Problem details. Copy each line containing the word "illustration" from the records that follow, please.
====== Stored data
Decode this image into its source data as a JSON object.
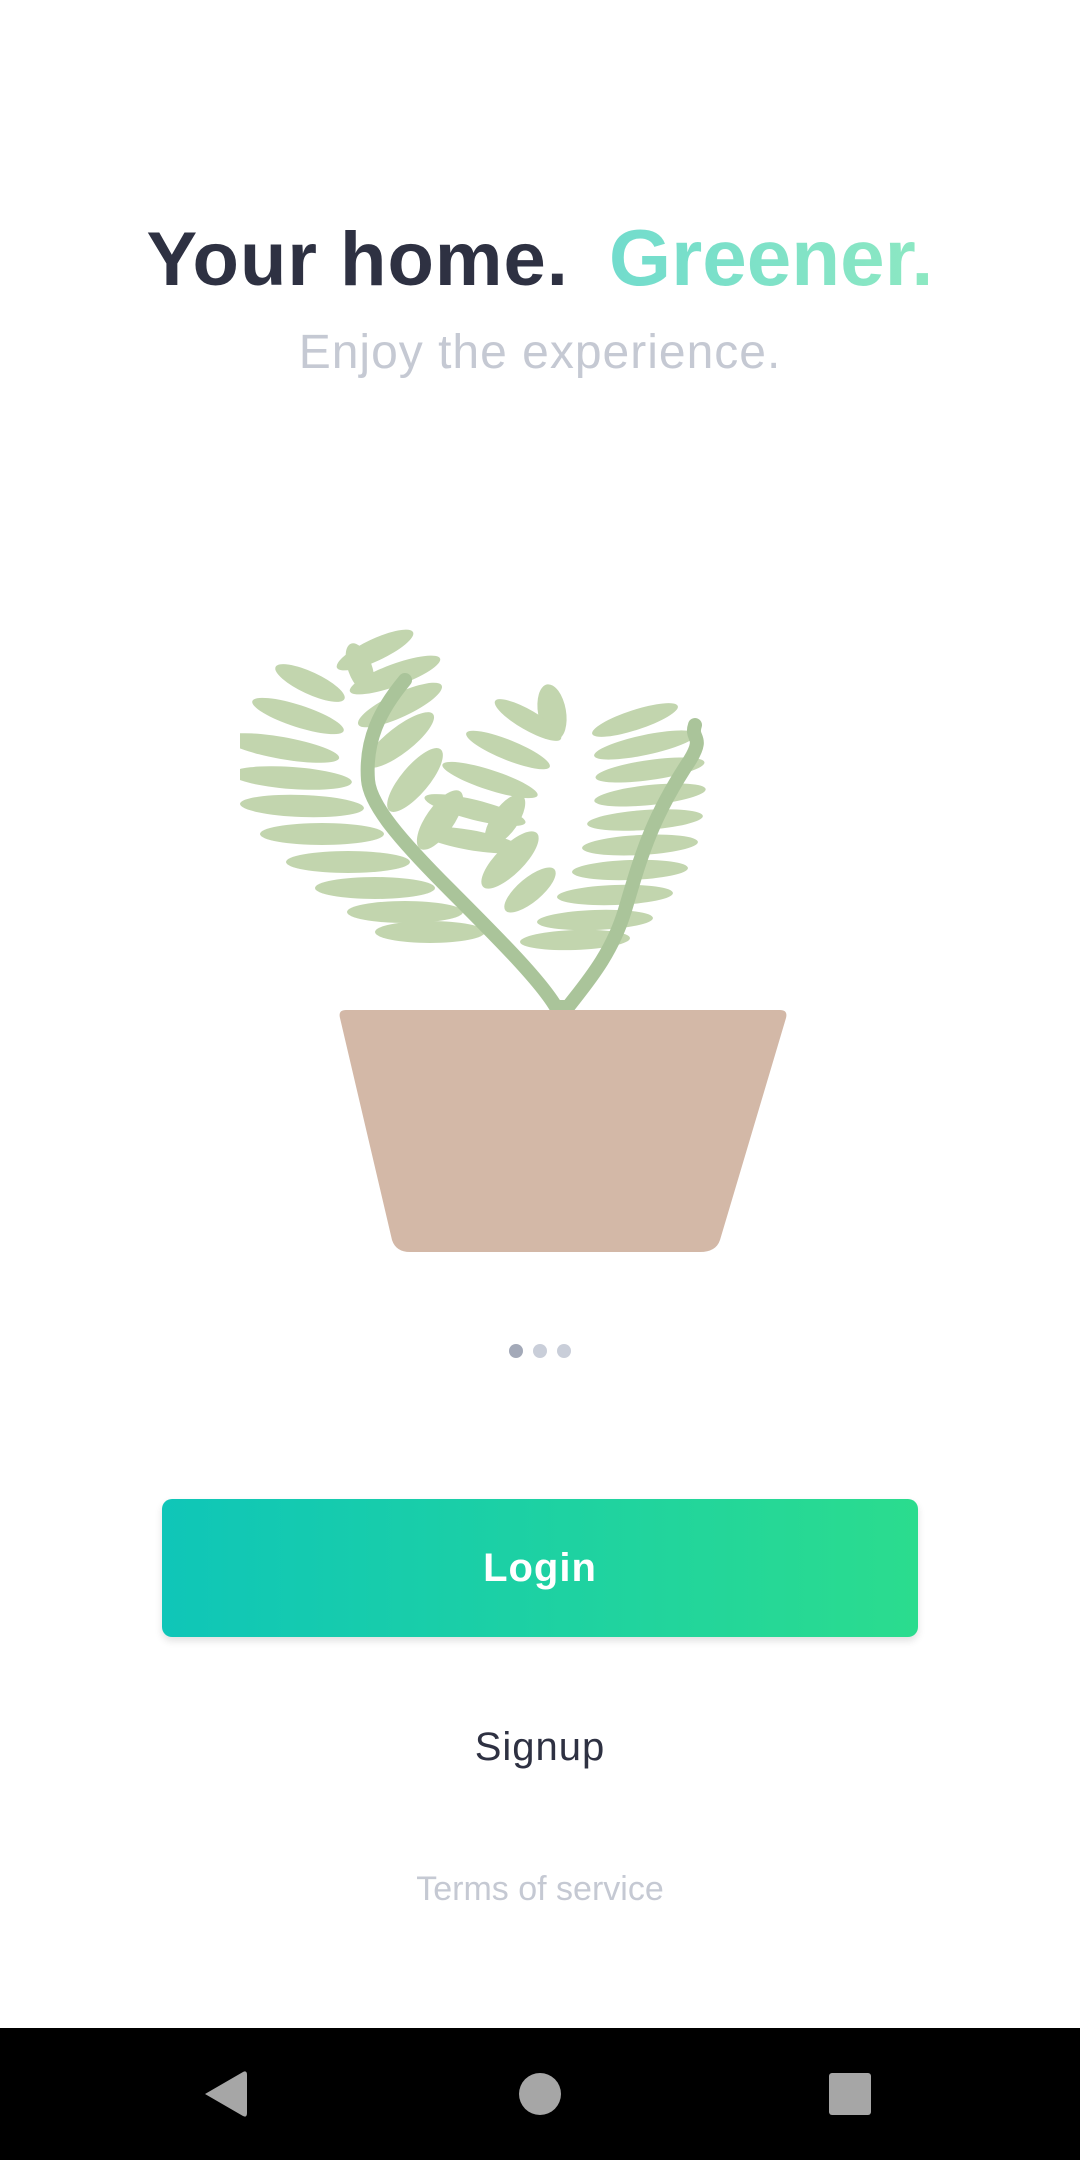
{
  "header": {
    "headline_part1": "Your home.",
    "headline_part2": "Greener.",
    "subtitle": "Enjoy the experience."
  },
  "illustration": {
    "icon": "potted-plant-illustration",
    "colors": {
      "leaf": "#c2d5ae",
      "stem": "#aac49a",
      "pot": "#d3b8a7"
    }
  },
  "pager": {
    "total": 3,
    "active_index": 0
  },
  "actions": {
    "login_label": "Login",
    "signup_label": "Signup",
    "terms_label": "Terms of service"
  },
  "system_nav": {
    "back_icon": "back-triangle-icon",
    "home_icon": "home-circle-icon",
    "recents_icon": "recents-square-icon"
  },
  "colors": {
    "text_dark": "#2e3142",
    "text_muted": "#c5c9d3",
    "accent_start": "#0fc6b8",
    "accent_end": "#2bdc8e"
  }
}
============
Result of the task.
  "illustration": {
    "icon": "potted-plant-illustration",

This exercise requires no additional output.